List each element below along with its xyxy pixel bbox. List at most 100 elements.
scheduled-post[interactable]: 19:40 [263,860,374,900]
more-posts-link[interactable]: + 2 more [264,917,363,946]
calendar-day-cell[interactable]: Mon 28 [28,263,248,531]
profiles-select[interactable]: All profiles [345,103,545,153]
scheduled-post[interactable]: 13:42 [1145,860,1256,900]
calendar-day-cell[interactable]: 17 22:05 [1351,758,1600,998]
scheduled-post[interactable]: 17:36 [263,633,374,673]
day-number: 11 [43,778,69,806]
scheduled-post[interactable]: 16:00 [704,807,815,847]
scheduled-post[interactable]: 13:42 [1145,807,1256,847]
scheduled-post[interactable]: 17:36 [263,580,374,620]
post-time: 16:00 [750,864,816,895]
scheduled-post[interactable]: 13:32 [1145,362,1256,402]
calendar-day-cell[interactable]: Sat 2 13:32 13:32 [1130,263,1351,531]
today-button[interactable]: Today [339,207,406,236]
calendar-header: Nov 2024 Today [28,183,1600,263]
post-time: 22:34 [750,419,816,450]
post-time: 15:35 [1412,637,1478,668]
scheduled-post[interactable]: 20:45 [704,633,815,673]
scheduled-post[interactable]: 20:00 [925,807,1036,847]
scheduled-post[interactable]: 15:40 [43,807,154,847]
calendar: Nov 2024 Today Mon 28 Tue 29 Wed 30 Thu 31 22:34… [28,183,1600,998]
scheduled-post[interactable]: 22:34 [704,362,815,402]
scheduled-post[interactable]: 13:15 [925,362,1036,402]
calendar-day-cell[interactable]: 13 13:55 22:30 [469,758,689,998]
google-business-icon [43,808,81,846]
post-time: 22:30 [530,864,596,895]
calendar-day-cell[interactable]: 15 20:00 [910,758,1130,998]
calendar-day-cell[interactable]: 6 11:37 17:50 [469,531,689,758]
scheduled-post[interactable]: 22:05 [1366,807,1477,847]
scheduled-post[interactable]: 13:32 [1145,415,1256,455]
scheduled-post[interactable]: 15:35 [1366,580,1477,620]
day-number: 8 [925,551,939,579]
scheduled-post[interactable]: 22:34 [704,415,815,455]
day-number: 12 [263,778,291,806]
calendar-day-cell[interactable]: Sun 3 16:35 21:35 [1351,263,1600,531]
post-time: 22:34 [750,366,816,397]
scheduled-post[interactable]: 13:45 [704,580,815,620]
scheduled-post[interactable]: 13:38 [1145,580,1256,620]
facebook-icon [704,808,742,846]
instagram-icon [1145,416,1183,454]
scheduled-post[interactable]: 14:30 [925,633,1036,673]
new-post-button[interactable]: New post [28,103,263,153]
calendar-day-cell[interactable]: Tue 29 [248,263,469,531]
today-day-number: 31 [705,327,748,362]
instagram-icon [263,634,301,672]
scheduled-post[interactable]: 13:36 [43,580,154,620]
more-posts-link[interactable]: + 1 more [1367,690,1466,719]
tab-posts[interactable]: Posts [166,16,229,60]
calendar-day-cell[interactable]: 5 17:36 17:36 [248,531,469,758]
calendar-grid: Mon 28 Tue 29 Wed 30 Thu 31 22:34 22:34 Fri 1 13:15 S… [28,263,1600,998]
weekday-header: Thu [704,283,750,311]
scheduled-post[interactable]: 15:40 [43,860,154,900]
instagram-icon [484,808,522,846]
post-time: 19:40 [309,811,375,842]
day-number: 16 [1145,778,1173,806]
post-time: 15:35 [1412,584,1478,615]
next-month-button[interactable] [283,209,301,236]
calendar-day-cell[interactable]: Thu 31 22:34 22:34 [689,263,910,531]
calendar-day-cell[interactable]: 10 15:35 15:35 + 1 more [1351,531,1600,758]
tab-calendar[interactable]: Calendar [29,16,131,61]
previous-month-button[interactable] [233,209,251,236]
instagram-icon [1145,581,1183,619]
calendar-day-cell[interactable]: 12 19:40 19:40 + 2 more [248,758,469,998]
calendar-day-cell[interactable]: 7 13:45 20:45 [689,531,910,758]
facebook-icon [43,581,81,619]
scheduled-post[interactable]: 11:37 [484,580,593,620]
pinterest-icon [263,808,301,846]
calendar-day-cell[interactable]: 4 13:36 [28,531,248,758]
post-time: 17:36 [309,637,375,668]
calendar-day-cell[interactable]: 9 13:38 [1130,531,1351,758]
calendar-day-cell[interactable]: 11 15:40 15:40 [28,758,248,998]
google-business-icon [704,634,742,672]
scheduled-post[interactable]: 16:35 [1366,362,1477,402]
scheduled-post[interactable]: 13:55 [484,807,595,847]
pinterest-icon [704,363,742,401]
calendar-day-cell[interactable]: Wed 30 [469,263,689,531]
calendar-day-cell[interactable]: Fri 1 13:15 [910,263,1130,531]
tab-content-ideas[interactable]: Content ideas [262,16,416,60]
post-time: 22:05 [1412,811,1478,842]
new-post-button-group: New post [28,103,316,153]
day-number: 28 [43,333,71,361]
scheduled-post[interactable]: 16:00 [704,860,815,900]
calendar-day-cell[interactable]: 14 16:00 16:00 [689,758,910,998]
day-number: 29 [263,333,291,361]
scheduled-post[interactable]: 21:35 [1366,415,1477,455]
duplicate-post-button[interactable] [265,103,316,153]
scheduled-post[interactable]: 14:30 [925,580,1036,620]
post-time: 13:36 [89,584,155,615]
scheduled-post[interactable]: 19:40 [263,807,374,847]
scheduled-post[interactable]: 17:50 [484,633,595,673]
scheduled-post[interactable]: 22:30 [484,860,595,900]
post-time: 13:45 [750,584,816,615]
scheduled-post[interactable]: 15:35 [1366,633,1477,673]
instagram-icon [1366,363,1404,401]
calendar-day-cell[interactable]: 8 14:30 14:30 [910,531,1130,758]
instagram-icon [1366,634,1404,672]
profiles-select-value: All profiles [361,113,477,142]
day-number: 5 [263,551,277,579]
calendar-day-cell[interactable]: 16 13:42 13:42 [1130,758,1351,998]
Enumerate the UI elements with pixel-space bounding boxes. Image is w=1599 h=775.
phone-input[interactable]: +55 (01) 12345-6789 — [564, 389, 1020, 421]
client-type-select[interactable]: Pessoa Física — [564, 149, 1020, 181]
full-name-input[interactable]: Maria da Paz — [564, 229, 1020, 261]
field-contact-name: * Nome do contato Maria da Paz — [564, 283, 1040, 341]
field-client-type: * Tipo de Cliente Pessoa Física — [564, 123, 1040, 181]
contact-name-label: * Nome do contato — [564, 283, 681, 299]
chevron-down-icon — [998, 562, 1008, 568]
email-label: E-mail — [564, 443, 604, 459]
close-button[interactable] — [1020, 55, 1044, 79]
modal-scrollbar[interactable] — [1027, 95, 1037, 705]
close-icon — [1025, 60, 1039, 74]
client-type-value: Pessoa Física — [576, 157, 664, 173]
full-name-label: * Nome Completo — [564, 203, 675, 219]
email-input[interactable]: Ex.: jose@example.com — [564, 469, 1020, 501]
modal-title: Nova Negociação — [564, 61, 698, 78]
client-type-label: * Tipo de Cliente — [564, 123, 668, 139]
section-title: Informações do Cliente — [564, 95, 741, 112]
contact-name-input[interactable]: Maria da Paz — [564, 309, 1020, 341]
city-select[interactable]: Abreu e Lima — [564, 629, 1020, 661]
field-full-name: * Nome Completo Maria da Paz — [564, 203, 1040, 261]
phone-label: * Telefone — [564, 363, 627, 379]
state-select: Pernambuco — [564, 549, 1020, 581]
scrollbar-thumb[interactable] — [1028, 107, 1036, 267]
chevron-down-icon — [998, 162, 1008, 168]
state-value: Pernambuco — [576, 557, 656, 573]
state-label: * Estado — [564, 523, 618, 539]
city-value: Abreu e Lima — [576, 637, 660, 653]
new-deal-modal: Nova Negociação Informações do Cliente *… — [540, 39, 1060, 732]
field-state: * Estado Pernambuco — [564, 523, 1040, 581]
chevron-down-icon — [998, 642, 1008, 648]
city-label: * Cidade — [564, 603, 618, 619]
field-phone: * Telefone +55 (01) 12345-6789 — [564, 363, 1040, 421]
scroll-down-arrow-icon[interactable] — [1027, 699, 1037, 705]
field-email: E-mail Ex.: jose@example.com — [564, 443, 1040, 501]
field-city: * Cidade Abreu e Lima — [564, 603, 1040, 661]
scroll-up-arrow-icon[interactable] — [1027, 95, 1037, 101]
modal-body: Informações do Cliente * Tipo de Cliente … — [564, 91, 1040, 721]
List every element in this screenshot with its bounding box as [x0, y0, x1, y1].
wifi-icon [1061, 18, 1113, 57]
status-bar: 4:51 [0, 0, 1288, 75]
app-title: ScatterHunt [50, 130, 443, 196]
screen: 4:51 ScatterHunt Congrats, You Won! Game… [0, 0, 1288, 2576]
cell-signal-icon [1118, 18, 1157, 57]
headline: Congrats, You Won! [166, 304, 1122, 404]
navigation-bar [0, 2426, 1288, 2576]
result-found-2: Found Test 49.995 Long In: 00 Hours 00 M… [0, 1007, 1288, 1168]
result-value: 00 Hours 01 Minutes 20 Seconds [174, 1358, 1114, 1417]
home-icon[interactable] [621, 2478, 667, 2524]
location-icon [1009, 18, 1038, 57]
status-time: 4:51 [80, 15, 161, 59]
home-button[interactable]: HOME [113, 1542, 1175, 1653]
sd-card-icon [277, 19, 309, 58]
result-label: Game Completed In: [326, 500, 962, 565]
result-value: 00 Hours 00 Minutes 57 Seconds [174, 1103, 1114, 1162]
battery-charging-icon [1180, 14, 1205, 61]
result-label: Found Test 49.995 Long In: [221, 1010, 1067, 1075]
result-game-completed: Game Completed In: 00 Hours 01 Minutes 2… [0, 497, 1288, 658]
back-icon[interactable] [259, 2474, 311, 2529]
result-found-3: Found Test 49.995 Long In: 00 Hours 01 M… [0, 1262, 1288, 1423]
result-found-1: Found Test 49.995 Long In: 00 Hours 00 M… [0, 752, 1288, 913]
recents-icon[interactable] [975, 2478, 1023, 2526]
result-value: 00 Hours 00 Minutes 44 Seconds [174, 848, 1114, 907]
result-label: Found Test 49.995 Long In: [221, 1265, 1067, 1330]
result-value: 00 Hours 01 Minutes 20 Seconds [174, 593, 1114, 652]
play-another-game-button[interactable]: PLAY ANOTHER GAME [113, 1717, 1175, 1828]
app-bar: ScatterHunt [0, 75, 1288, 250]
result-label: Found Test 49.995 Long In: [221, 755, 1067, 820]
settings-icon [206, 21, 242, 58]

##############################

Objective: Please rewrite the listing from its first line through the line containing "calendar-day-cell[interactable]: Sat 2", swapping "scheduled-post" for "queued-post" and leaving everything else untouched.

Full response:
List each element below along with its xyxy pixel bbox. List at most 100 elements.
queued-post[interactable]: 19:40 [263,860,374,900]
more-posts-link[interactable]: + 2 more [264,917,363,946]
calendar-day-cell[interactable]: Mon 28 [28,263,248,531]
profiles-select[interactable]: All profiles [345,103,545,153]
queued-post[interactable]: 13:42 [1145,860,1256,900]
calendar-day-cell[interactable]: 17 22:05 [1351,758,1600,998]
queued-post[interactable]: 17:36 [263,633,374,673]
day-number: 11 [43,778,69,806]
queued-post[interactable]: 16:00 [704,807,815,847]
queued-post[interactable]: 13:42 [1145,807,1256,847]
queued-post[interactable]: 17:36 [263,580,374,620]
post-time: 16:00 [750,864,816,895]
queued-post[interactable]: 13:32 [1145,362,1256,402]
calendar-day-cell[interactable]: Sat 2 13:32 13:32 [1130,263,1351,531]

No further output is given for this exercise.